(Data entries)

--------------------------------

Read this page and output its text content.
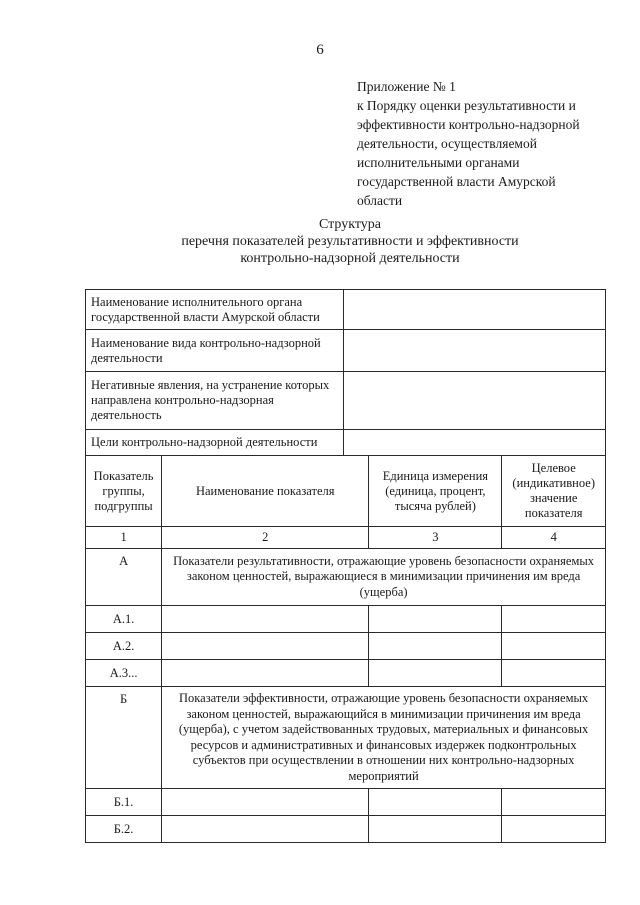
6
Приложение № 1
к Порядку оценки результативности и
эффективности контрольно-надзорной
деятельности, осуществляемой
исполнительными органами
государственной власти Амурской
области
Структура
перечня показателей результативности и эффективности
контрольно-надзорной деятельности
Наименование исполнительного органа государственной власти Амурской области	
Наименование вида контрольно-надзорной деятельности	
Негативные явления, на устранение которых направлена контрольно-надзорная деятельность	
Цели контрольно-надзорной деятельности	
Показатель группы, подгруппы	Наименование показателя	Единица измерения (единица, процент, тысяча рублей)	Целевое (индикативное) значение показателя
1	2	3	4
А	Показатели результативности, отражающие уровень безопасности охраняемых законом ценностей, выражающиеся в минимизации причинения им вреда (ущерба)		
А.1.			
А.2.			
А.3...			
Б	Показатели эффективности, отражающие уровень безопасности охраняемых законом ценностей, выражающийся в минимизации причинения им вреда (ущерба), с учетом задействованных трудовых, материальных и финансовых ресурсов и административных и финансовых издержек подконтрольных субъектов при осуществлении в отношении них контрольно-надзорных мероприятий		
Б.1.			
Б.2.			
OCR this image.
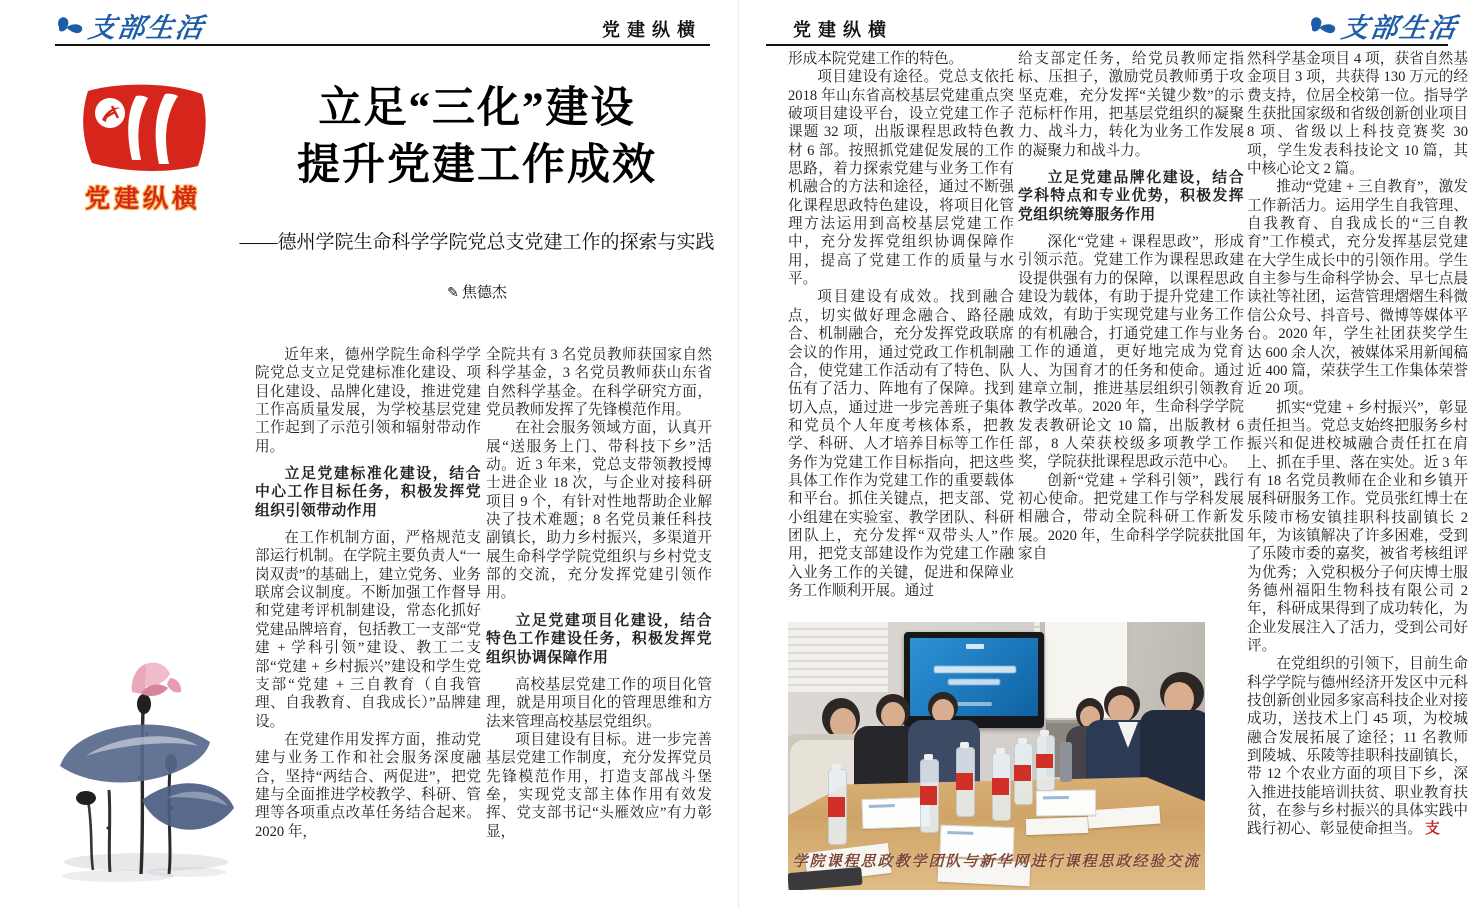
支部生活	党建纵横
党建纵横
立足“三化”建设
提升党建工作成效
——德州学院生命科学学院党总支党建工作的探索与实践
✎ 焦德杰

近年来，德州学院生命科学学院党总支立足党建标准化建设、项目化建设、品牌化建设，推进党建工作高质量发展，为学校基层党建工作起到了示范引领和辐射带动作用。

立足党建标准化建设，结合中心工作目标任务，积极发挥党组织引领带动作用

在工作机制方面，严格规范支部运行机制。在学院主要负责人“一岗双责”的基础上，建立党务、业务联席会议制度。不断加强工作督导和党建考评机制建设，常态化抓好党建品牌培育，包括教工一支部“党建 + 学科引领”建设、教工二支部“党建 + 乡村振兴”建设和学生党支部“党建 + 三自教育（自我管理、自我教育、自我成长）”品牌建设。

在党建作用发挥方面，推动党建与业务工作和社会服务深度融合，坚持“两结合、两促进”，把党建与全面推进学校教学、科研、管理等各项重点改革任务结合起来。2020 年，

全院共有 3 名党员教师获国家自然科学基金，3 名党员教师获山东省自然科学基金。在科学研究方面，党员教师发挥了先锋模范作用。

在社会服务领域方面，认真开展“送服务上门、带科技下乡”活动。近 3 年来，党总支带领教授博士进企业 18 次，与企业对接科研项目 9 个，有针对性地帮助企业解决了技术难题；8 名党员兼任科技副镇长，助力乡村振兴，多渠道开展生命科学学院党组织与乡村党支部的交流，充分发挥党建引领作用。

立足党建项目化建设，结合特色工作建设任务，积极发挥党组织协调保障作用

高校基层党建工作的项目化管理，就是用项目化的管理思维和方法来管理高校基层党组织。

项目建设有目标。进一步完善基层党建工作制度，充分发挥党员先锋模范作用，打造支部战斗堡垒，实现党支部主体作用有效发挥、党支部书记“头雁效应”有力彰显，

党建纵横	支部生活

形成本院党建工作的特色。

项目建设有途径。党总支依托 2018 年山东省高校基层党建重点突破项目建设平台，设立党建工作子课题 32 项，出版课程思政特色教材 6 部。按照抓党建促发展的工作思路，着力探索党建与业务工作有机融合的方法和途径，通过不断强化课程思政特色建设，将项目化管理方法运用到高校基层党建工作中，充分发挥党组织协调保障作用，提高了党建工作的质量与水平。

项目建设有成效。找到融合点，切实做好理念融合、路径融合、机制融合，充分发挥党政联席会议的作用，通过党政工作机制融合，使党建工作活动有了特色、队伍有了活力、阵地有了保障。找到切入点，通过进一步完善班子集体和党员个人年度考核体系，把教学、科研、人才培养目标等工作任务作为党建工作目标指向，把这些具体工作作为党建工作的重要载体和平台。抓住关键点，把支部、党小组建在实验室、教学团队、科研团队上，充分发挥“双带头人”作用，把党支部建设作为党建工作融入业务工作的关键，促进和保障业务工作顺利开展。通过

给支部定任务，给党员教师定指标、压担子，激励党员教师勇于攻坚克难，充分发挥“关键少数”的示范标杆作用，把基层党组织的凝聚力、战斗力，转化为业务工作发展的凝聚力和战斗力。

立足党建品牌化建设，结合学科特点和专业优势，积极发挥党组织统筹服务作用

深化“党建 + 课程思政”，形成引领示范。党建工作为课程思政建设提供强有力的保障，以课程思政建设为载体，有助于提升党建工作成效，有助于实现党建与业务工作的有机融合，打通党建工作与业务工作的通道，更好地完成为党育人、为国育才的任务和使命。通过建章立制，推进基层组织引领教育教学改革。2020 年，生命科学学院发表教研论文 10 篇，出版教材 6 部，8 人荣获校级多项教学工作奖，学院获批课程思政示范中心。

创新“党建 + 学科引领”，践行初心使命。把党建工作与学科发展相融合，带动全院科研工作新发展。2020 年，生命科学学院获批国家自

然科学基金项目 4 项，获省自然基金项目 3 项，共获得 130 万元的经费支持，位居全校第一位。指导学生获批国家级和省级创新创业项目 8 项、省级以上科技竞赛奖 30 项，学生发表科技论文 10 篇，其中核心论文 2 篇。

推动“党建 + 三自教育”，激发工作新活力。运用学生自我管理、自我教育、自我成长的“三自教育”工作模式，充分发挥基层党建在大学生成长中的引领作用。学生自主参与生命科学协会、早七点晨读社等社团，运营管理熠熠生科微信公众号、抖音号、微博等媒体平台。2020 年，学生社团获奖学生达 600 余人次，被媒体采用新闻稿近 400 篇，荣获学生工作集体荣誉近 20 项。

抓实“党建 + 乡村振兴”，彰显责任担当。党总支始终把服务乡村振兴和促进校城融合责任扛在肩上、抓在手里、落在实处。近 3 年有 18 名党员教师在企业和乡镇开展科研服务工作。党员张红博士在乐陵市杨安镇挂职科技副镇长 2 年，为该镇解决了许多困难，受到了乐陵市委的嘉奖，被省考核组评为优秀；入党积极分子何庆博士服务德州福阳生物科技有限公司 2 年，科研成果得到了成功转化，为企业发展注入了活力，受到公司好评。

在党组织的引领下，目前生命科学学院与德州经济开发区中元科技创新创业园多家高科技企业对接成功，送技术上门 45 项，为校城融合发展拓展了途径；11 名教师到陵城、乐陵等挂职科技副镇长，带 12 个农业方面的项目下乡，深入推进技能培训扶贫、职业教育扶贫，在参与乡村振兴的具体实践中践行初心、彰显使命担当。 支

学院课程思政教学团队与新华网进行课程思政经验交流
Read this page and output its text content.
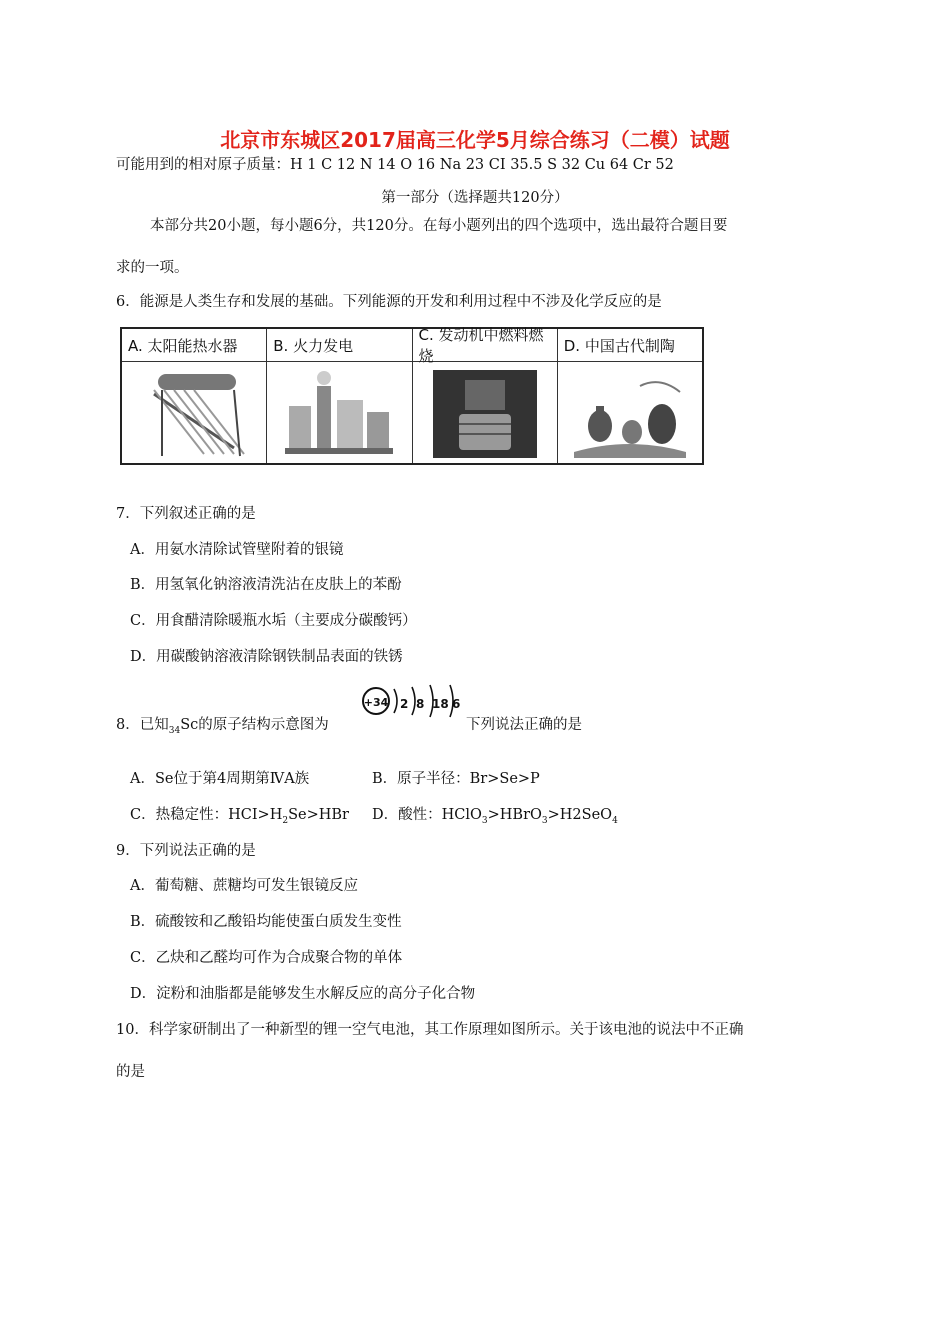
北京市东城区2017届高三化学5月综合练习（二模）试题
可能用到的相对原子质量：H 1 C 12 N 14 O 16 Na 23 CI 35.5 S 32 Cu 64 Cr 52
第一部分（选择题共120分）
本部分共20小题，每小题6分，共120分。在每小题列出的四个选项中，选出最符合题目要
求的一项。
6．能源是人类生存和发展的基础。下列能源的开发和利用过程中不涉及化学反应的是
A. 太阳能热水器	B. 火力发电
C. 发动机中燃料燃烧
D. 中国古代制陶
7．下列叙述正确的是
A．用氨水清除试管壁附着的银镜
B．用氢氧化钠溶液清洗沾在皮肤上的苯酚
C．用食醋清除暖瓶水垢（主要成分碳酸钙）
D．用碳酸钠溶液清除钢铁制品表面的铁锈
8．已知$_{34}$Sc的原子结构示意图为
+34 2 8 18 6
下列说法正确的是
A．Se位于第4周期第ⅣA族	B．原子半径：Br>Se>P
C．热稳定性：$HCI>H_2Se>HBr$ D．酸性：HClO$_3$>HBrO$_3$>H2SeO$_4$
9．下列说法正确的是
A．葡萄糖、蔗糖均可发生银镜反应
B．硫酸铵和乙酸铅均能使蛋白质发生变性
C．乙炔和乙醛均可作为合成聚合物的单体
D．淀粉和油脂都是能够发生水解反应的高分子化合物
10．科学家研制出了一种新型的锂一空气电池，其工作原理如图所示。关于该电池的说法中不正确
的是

--------------------------------

→ Given exercise
Using the listing above, gather each line that holds the string "деятельности" and copy it.

→ Task response
деятельности, осуществляемой
контрольно-надзорной деятельности
Наименование вида контрольно-надзорной деятельности	
Цели контрольно-надзорной деятельности	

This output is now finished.